» **EXERCISE DIRECTIONS**:
Go through the entries below and collect each line with the string "Primary" in it.

Data entries
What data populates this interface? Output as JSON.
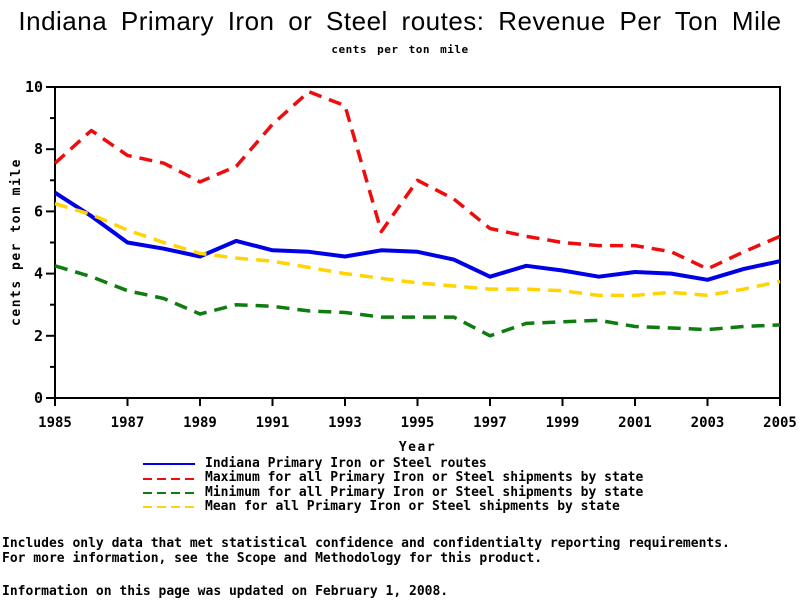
{
  "chart": {
    "title": "Indiana Primary Iron or Steel routes: Revenue Per Ton Mile",
    "subtitle": "cents per ton mile"
  },
  "chart_data": {
    "type": "line",
    "title": "Indiana Primary Iron or Steel routes: Revenue Per Ton Mile",
    "subtitle": "cents per ton mile",
    "xlabel": "Year",
    "ylabel": "cents per ton mile",
    "xlim": [
      1985,
      2005
    ],
    "ylim": [
      0,
      10
    ],
    "x_ticks": [
      1985,
      1987,
      1989,
      1991,
      1993,
      1995,
      1997,
      1999,
      2001,
      2003,
      2005
    ],
    "y_ticks": [
      0,
      2,
      4,
      6,
      8,
      10
    ],
    "y_minor_ticks": [
      1,
      3,
      5,
      7,
      9
    ],
    "grid": false,
    "legend_position": "bottom",
    "x": [
      1985,
      1986,
      1987,
      1988,
      1989,
      1990,
      1991,
      1992,
      1993,
      1994,
      1995,
      1996,
      1997,
      1998,
      1999,
      2000,
      2001,
      2002,
      2003,
      2004,
      2005
    ],
    "series": [
      {
        "key": "indiana-routes",
        "name": "Indiana Primary Iron or Steel routes",
        "color": "#0000e6",
        "style": "solid",
        "width": 4,
        "values": [
          6.6,
          5.85,
          5.0,
          4.8,
          4.55,
          5.05,
          4.75,
          4.7,
          4.55,
          4.75,
          4.7,
          4.45,
          3.9,
          4.25,
          4.1,
          3.9,
          4.05,
          4.0,
          3.8,
          4.15,
          4.4
        ]
      },
      {
        "key": "maximum-by-state",
        "name": "Maximum for all Primary Iron or Steel shipments by state",
        "color": "#ee0c0c",
        "style": "dashed",
        "width": 3.5,
        "values": [
          7.55,
          8.6,
          7.8,
          7.55,
          6.95,
          7.45,
          8.8,
          9.85,
          9.4,
          5.35,
          7.0,
          6.4,
          5.45,
          5.2,
          5.0,
          4.9,
          4.9,
          4.7,
          4.15,
          4.7,
          5.2
        ]
      },
      {
        "key": "minimum-by-state",
        "name": "Minimum for all Primary Iron or Steel shipments by state",
        "color": "#0e7c0e",
        "style": "dashed",
        "width": 3.5,
        "values": [
          4.25,
          3.9,
          3.45,
          3.2,
          2.7,
          3.0,
          2.95,
          2.8,
          2.75,
          2.6,
          2.6,
          2.6,
          2.0,
          2.4,
          2.45,
          2.5,
          2.3,
          2.25,
          2.2,
          2.3,
          2.35
        ]
      },
      {
        "key": "mean-by-state",
        "name": "Mean for all Primary Iron or Steel shipments by state",
        "color": "#ffd400",
        "style": "dashed",
        "width": 3.5,
        "values": [
          6.25,
          5.9,
          5.4,
          5.0,
          4.65,
          4.5,
          4.4,
          4.2,
          4.0,
          3.85,
          3.7,
          3.6,
          3.5,
          3.5,
          3.45,
          3.3,
          3.3,
          3.4,
          3.3,
          3.5,
          3.75
        ]
      }
    ]
  },
  "footnotes": [
    "Includes only data that met statistical confidence and confidentialty reporting requirements.",
    "For more information, see the Scope and Methodology for this product.",
    "Information on this page was updated on February 1, 2008."
  ]
}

» **RIGHT ANSWER**:
    "title": "Indiana Primary Iron or Steel routes: Revenue Per Ton Mile",
    "title": "Indiana Primary Iron or Steel routes: Revenue Per Ton Mile",
        "name": "Indiana Primary Iron or Steel routes",
        "name": "Maximum for all Primary Iron or Steel shipments by state",
        "name": "Minimum for all Primary Iron or Steel shipments by state",
        "name": "Mean for all Primary Iron or Steel shipments by state",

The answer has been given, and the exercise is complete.